■ Stated goal ■
Make an exact copy of the entries, and keep any pictures out of it.

(Data entries)
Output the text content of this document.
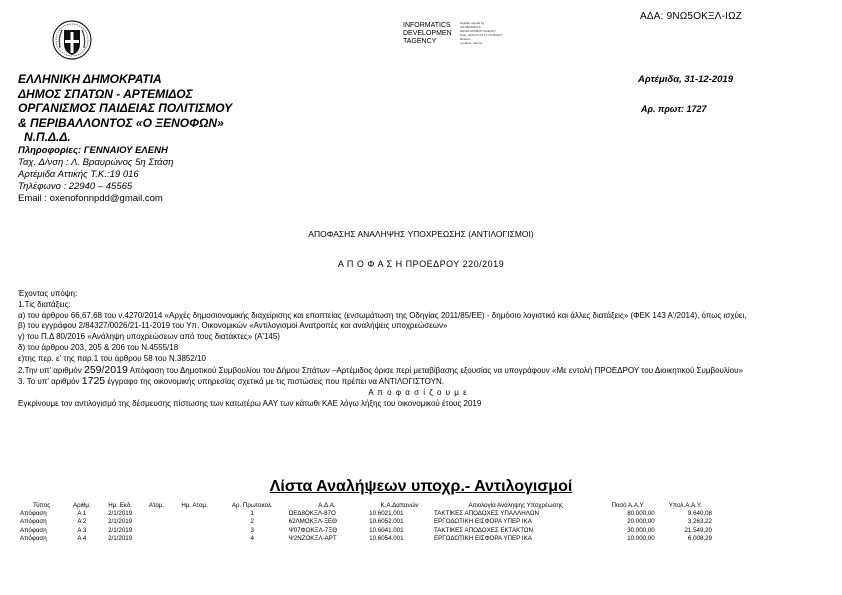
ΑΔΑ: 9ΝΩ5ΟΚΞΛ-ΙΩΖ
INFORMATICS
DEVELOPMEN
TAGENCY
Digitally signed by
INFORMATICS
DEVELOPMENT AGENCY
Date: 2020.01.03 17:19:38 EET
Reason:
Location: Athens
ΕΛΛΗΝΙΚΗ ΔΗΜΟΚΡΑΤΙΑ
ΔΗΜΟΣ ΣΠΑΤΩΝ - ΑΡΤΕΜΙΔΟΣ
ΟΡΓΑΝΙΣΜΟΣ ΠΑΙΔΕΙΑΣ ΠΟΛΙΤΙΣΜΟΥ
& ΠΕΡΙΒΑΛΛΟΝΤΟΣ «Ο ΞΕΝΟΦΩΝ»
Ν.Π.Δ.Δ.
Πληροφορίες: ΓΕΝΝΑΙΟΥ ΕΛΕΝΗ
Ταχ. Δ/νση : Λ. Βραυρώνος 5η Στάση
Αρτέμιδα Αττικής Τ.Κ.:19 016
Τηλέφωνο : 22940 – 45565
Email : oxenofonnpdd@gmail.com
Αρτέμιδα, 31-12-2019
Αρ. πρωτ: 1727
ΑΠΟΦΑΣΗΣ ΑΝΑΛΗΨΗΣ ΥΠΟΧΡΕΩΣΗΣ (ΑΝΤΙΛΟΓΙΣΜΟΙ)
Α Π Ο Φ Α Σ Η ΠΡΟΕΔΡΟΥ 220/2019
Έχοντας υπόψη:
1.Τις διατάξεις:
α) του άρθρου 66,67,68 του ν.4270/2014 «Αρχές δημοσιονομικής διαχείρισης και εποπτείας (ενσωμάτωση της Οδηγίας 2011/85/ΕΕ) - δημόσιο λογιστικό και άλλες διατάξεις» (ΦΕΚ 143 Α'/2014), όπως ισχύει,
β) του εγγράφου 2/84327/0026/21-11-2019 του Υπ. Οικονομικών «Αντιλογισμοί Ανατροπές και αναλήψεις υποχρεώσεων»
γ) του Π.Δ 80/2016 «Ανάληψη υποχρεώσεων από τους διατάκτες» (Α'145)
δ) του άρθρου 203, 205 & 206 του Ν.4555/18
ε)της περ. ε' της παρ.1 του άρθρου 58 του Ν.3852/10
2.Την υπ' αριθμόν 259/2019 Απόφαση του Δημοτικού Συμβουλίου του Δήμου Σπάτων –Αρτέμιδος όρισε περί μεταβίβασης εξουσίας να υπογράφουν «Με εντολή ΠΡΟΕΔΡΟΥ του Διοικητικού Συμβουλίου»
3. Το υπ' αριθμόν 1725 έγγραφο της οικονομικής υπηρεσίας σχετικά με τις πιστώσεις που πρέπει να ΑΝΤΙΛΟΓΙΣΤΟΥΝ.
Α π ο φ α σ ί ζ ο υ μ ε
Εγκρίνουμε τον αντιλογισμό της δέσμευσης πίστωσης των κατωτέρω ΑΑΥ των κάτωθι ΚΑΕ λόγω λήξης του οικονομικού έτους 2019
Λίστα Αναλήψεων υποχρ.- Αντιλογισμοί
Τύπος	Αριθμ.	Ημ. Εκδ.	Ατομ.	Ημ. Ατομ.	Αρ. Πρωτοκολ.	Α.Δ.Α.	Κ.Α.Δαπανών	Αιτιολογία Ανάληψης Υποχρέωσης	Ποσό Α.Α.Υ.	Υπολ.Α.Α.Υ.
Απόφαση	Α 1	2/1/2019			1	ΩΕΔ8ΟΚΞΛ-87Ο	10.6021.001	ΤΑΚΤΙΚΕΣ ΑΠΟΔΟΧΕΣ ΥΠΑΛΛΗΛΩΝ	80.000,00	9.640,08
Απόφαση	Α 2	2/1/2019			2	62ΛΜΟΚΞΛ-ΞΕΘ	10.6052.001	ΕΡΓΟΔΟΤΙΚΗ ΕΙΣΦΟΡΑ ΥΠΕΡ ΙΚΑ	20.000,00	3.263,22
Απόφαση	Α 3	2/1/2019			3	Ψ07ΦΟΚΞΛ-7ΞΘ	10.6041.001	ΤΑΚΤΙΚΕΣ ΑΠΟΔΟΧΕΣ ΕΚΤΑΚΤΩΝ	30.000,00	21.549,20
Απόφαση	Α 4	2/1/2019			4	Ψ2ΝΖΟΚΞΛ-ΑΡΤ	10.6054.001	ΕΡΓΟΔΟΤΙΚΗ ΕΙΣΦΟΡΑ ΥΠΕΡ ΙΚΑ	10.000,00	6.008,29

■ Result of the exercise ■
Output the text content of this document.
ΑΔΑ: 9ΝΩ5ΟΚΞΛ-ΙΩΖ
INFORMATICS
DEVELOPMEN
TAGENCY
Digitally signed by
INFORMATICS
DEVELOPMENT AGENCY
Date: 2020.01.03 17:19:38 EET
Reason:
Location: Athens
ΕΛΛΗΝΙΚΗ ΔΗΜΟΚΡΑΤΙΑ
ΔΗΜΟΣ ΣΠΑΤΩΝ - ΑΡΤΕΜΙΔΟΣ
ΟΡΓΑΝΙΣΜΟΣ ΠΑΙΔΕΙΑΣ ΠΟΛΙΤΙΣΜΟΥ
& ΠΕΡΙΒΑΛΛΟΝΤΟΣ «Ο ΞΕΝΟΦΩΝ»
Ν.Π.Δ.Δ.
Πληροφορίες: ΓΕΝΝΑΙΟΥ ΕΛΕΝΗ
Ταχ. Δ/νση : Λ. Βραυρώνος 5η Στάση
Αρτέμιδα Αττικής Τ.Κ.:19 016
Τηλέφωνο : 22940 – 45565
Email : oxenofonnpdd@gmail.com
Αρτέμιδα, 31-12-2019
Αρ. πρωτ: 1727
ΑΠΟΦΑΣΗΣ ΑΝΑΛΗΨΗΣ ΥΠΟΧΡΕΩΣΗΣ (ΑΝΤΙΛΟΓΙΣΜΟΙ)
Α Π Ο Φ Α Σ Η ΠΡΟΕΔΡΟΥ 220/2019
Έχοντας υπόψη:
1.Τις διατάξεις:
α) του άρθρου 66,67,68 του ν.4270/2014 «Αρχές δημοσιονομικής διαχείρισης και εποπτείας (ενσωμάτωση της Οδηγίας 2011/85/ΕΕ) - δημόσιο λογιστικό και άλλες διατάξεις» (ΦΕΚ 143 Α'/2014), όπως ισχύει,
β) του εγγράφου 2/84327/0026/21-11-2019 του Υπ. Οικονομικών «Αντιλογισμοί Ανατροπές και αναλήψεις υποχρεώσεων»
γ) του Π.Δ 80/2016 «Ανάληψη υποχρεώσεων από τους διατάκτες» (Α'145)
δ) του άρθρου 203, 205 & 206 του Ν.4555/18
ε)της περ. ε' της παρ.1 του άρθρου 58 του Ν.3852/10
2.Την υπ' αριθμόν 259/2019 Απόφαση του Δημοτικού Συμβουλίου του Δήμου Σπάτων –Αρτέμιδος όρισε περί μεταβίβασης εξουσίας να υπογράφουν «Με εντολή ΠΡΟΕΔΡΟΥ του Διοικητικού Συμβουλίου»
3. Το υπ' αριθμόν 1725 έγγραφο της οικονομικής υπηρεσίας σχετικά με τις πιστώσεις που πρέπει να ΑΝΤΙΛΟΓΙΣΤΟΥΝ.
Α π ο φ α σ ί ζ ο υ μ ε
Εγκρίνουμε τον αντιλογισμό της δέσμευσης πίστωσης των κατωτέρω ΑΑΥ των κάτωθι ΚΑΕ λόγω λήξης του οικονομικού έτους 2019
Λίστα Αναλήψεων υποχρ.- Αντιλογισμοί
Τύπος	Αριθμ.	Ημ. Εκδ.	Ατομ.	Ημ. Ατομ.	Αρ. Πρωτοκολ.	Α.Δ.Α.	Κ.Α.Δαπανών	Αιτιολογία Ανάληψης Υποχρέωσης	Ποσό Α.Α.Υ.	Υπολ.Α.Α.Υ.
Απόφαση	Α 1	2/1/2019			1	ΩΕΔ8ΟΚΞΛ-87Ο	10.6021.001	ΤΑΚΤΙΚΕΣ ΑΠΟΔΟΧΕΣ ΥΠΑΛΛΗΛΩΝ	80.000,00	9.640,08
Απόφαση	Α 2	2/1/2019			2	62ΛΜΟΚΞΛ-ΞΕΘ	10.6052.001	ΕΡΓΟΔΟΤΙΚΗ ΕΙΣΦΟΡΑ ΥΠΕΡ ΙΚΑ	20.000,00	3.263,22
Απόφαση	Α 3	2/1/2019			3	Ψ07ΦΟΚΞΛ-7ΞΘ	10.6041.001	ΤΑΚΤΙΚΕΣ ΑΠΟΔΟΧΕΣ ΕΚΤΑΚΤΩΝ	30.000,00	21.549,20
Απόφαση	Α 4	2/1/2019			4	Ψ2ΝΖΟΚΞΛ-ΑΡΤ	10.6054.001	ΕΡΓΟΔΟΤΙΚΗ ΕΙΣΦΟΡΑ ΥΠΕΡ ΙΚΑ	10.000,00	6.008,29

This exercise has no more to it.